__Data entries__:
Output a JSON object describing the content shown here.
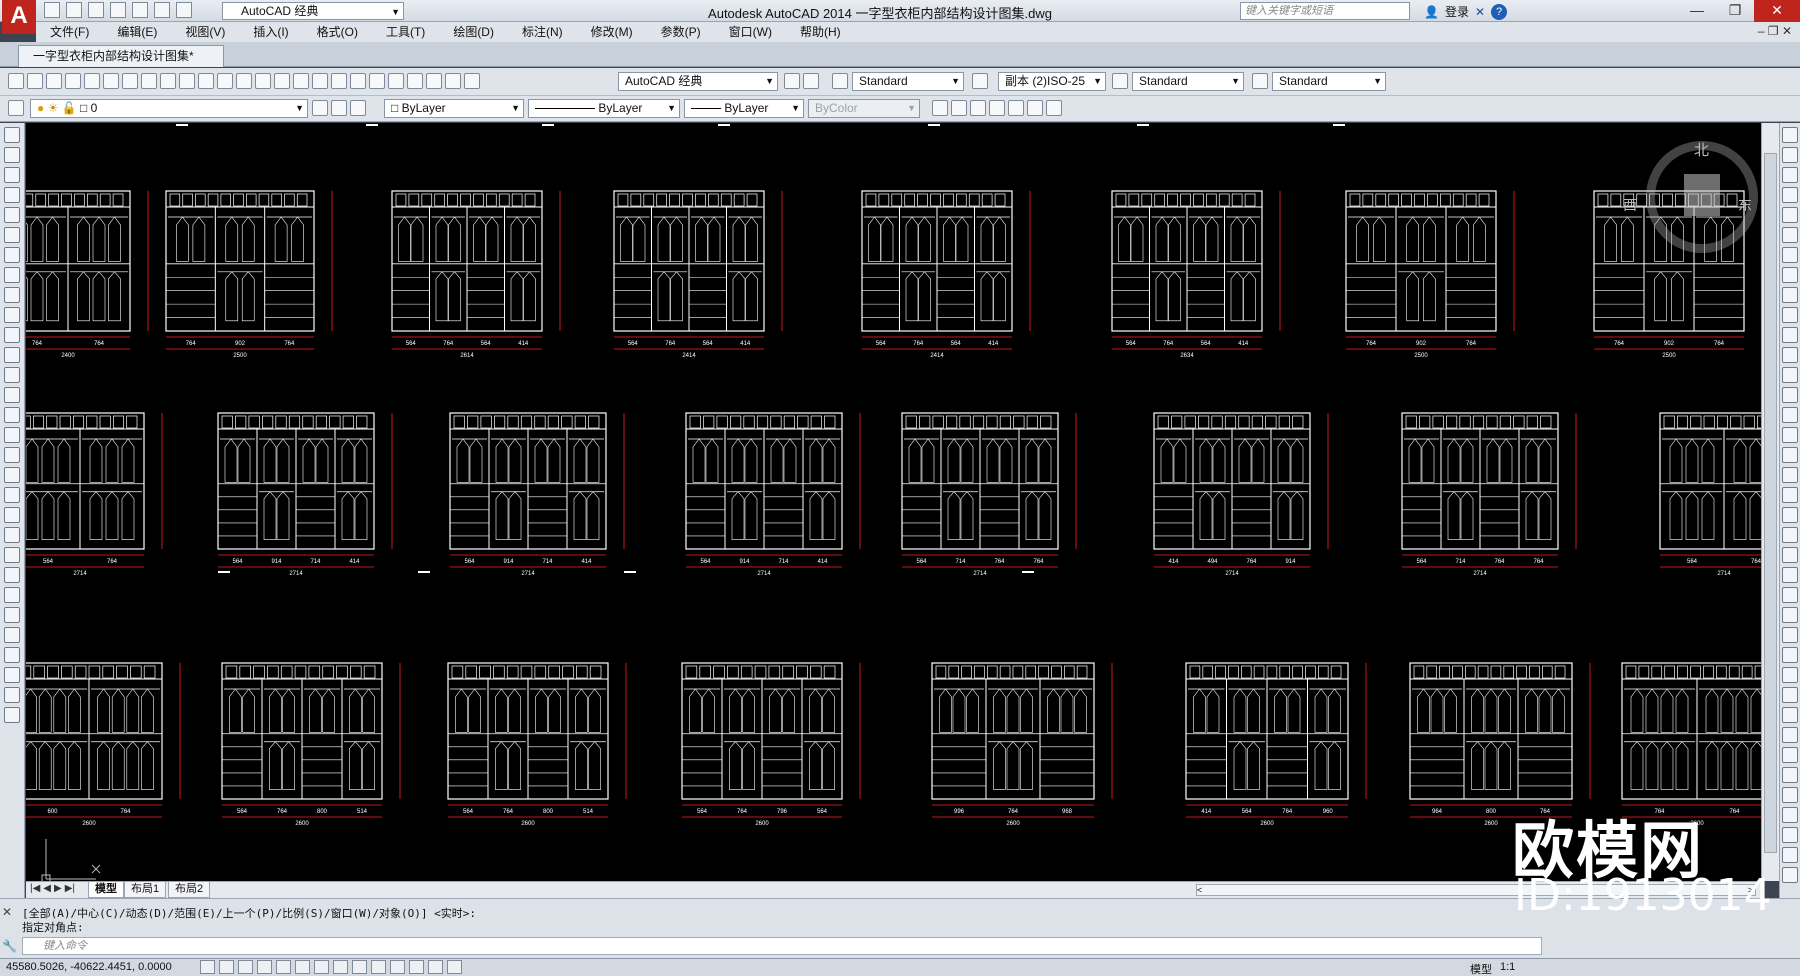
{
  "title_bar": {
    "app_logo": "A",
    "workspace": "AutoCAD 经典",
    "title": "Autodesk AutoCAD 2014    一字型衣柜内部结构设计图集.dwg",
    "search_placeholder": "键入关键字或短语",
    "login": "登录"
  },
  "menu": [
    "文件(F)",
    "编辑(E)",
    "视图(V)",
    "插入(I)",
    "格式(O)",
    "工具(T)",
    "绘图(D)",
    "标注(N)",
    "修改(M)",
    "参数(P)",
    "窗口(W)",
    "帮助(H)"
  ],
  "doc_tab": "一字型衣柜内部结构设计图集*",
  "toolbar1": {
    "workspace_combo": "AutoCAD 经典",
    "text_style": "Standard",
    "dim_style": "副本 (2)ISO-25",
    "table_style": "Standard",
    "mleader_style": "Standard"
  },
  "toolbar2": {
    "layer": "0",
    "color": "ByLayer",
    "linetype": "ByLayer",
    "lineweight": "ByLayer",
    "plotstyle": "ByColor"
  },
  "viewcube": {
    "north": "北",
    "west": "西",
    "east": "东"
  },
  "layout_tabs": [
    "模型",
    "布局1",
    "布局2"
  ],
  "command": {
    "line1": "[全部(A)/中心(C)/动态(D)/范围(E)/上一个(P)/比例(S)/窗口(W)/对象(O)] <实时>:",
    "line2": "指定对角点:",
    "input_placeholder": "键入命令"
  },
  "status": {
    "coords": "45580.5026, -40622.4451, 0.0000",
    "model": "模型",
    "scale": "1:1"
  },
  "watermark": {
    "brand": "欧模网",
    "id": "ID:1913014"
  },
  "drawings": {
    "row1": [
      {
        "total": "2400",
        "dims": [
          "764",
          "764"
        ]
      },
      {
        "total": "2500",
        "dims": [
          "764",
          "902",
          "764"
        ]
      },
      {
        "total": "2614",
        "dims": [
          "564",
          "764",
          "564",
          "414"
        ]
      },
      {
        "total": "2414",
        "dims": [
          "564",
          "764",
          "564",
          "414"
        ]
      },
      {
        "total": "2414",
        "dims": [
          "564",
          "764",
          "564",
          "414"
        ]
      },
      {
        "total": "2634",
        "dims": [
          "564",
          "764",
          "564",
          "414"
        ]
      },
      {
        "total": "2500",
        "dims": [
          "764",
          "902",
          "764"
        ]
      },
      {
        "total": "2500",
        "dims": [
          "764",
          "902",
          "764"
        ]
      }
    ],
    "row2": [
      {
        "total": "2714",
        "dims": [
          "564",
          "764"
        ]
      },
      {
        "total": "2714",
        "dims": [
          "564",
          "914",
          "714",
          "414"
        ]
      },
      {
        "total": "2714",
        "dims": [
          "564",
          "914",
          "714",
          "414"
        ]
      },
      {
        "total": "2714",
        "dims": [
          "564",
          "914",
          "714",
          "414"
        ]
      },
      {
        "total": "2714",
        "dims": [
          "564",
          "714",
          "764",
          "764"
        ]
      },
      {
        "total": "2714",
        "dims": [
          "414",
          "494",
          "764",
          "914"
        ]
      },
      {
        "total": "2714",
        "dims": [
          "564",
          "714",
          "764",
          "764"
        ]
      },
      {
        "total": "2714",
        "dims": [
          "564",
          "764"
        ]
      }
    ],
    "row3": [
      {
        "total": "2600",
        "dims": [
          "600",
          "764"
        ]
      },
      {
        "total": "2600",
        "dims": [
          "564",
          "764",
          "800",
          "514"
        ]
      },
      {
        "total": "2600",
        "dims": [
          "564",
          "764",
          "800",
          "514"
        ]
      },
      {
        "total": "2600",
        "dims": [
          "564",
          "764",
          "796",
          "564"
        ]
      },
      {
        "total": "2600",
        "dims": [
          "996",
          "764",
          "968"
        ]
      },
      {
        "total": "2600",
        "dims": [
          "414",
          "564",
          "764",
          "960"
        ]
      },
      {
        "total": "2600",
        "dims": [
          "964",
          "800",
          "764"
        ]
      },
      {
        "total": "2600",
        "dims": [
          "764",
          "764"
        ]
      }
    ]
  }
}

__STATED GOAL__: Look through the data above. Find each line with the string "AutoCAD" and copy it.

__REPLY TO THE EXERCISE__:
    "workspace": "AutoCAD 经典",
    "title": "Autodesk AutoCAD 2014    一字型衣柜内部结构设计图集.dwg",
    "workspace_combo": "AutoCAD 经典",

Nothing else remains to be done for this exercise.